Instructions for the task: Return every one of the lines below unchanged, from the first through the last.
* * *
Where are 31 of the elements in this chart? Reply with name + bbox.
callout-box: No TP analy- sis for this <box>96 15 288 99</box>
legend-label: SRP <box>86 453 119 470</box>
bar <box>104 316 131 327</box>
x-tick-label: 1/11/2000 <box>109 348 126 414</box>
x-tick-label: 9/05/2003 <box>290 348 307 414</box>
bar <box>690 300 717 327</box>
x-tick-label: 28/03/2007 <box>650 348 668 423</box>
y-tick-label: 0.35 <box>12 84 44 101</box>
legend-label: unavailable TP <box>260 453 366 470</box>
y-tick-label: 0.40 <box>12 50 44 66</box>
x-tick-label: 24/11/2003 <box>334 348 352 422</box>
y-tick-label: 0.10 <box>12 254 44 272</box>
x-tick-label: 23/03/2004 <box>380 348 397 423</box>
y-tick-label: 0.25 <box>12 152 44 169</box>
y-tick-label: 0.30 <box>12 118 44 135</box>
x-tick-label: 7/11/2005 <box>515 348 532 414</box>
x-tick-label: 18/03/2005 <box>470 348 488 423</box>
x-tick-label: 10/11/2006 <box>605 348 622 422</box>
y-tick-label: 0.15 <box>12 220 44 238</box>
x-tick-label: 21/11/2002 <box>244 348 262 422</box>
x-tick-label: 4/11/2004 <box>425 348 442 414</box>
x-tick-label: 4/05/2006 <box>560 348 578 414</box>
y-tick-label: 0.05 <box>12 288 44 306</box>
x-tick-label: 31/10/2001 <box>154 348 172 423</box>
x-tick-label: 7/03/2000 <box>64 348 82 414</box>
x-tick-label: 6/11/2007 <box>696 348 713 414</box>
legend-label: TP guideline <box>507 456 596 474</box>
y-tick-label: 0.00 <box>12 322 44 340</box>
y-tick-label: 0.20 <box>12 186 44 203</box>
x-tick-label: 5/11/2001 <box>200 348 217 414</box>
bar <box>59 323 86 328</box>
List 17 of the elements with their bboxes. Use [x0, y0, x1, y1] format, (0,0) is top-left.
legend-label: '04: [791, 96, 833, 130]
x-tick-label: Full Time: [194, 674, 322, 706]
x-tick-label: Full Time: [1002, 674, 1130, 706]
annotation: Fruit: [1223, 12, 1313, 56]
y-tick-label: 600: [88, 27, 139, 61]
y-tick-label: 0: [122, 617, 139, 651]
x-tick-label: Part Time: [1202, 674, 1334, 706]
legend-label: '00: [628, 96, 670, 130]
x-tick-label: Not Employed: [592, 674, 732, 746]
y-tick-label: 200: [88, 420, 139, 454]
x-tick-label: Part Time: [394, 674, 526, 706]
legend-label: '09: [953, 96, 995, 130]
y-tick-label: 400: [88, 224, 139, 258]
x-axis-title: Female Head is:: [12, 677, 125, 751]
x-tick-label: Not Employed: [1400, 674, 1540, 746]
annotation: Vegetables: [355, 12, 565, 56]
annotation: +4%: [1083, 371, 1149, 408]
* * *
Answer in full:
Where are 31 of the elements in this chart? Reply with name + bbox.
callout-box: No TP analy- sis for this <box>96 15 288 99</box>
legend-label: SRP <box>86 453 119 470</box>
bar <box>104 316 131 327</box>
x-tick-label: 1/11/2000 <box>109 348 126 414</box>
x-tick-label: 9/05/2003 <box>290 348 307 414</box>
bar <box>690 300 717 327</box>
x-tick-label: 28/03/2007 <box>650 348 668 423</box>
y-tick-label: 0.35 <box>12 84 44 101</box>
legend-label: unavailable TP <box>260 453 366 470</box>
y-tick-label: 0.40 <box>12 50 44 66</box>
x-tick-label: 24/11/2003 <box>334 348 352 422</box>
y-tick-label: 0.10 <box>12 254 44 272</box>
x-tick-label: 23/03/2004 <box>380 348 397 423</box>
y-tick-label: 0.25 <box>12 152 44 169</box>
y-tick-label: 0.30 <box>12 118 44 135</box>
x-tick-label: 7/11/2005 <box>515 348 532 414</box>
x-tick-label: 18/03/2005 <box>470 348 488 423</box>
x-tick-label: 10/11/2006 <box>605 348 622 422</box>
y-tick-label: 0.15 <box>12 220 44 238</box>
x-tick-label: 21/11/2002 <box>244 348 262 422</box>
x-tick-label: 4/11/2004 <box>425 348 442 414</box>
x-tick-label: 4/05/2006 <box>560 348 578 414</box>
y-tick-label: 0.05 <box>12 288 44 306</box>
x-tick-label: 31/10/2001 <box>154 348 172 423</box>
x-tick-label: 7/03/2000 <box>64 348 82 414</box>
x-tick-label: 6/11/2007 <box>696 348 713 414</box>
legend-label: TP guideline <box>507 456 596 474</box>
y-tick-label: 0.00 <box>12 322 44 340</box>
y-tick-label: 0.20 <box>12 186 44 203</box>
x-tick-label: 5/11/2001 <box>200 348 217 414</box>
bar <box>59 323 86 328</box>
List 17 of the elements with their bboxes. Use [x0, y0, x1, y1] format, (0,0) is top-left.
legend-label: '04: [791, 96, 833, 130]
x-tick-label: Full Time: [194, 674, 322, 706]
x-tick-label: Full Time: [1002, 674, 1130, 706]
annotation: Fruit: [1223, 12, 1313, 56]
y-tick-label: 600: [88, 27, 139, 61]
y-tick-label: 0: [122, 617, 139, 651]
x-tick-label: Part Time: [1202, 674, 1334, 706]
legend-label: '00: [628, 96, 670, 130]
x-tick-label: Not Employed: [592, 674, 732, 746]
y-tick-label: 200: [88, 420, 139, 454]
x-tick-label: Part Time: [394, 674, 526, 706]
legend-label: '09: [953, 96, 995, 130]
y-tick-label: 400: [88, 224, 139, 258]
x-axis-title: Female Head is:: [12, 677, 125, 751]
x-tick-label: Not Employed: [1400, 674, 1540, 746]
annotation: Vegetables: [355, 12, 565, 56]
annotation: +4%: [1083, 371, 1149, 408]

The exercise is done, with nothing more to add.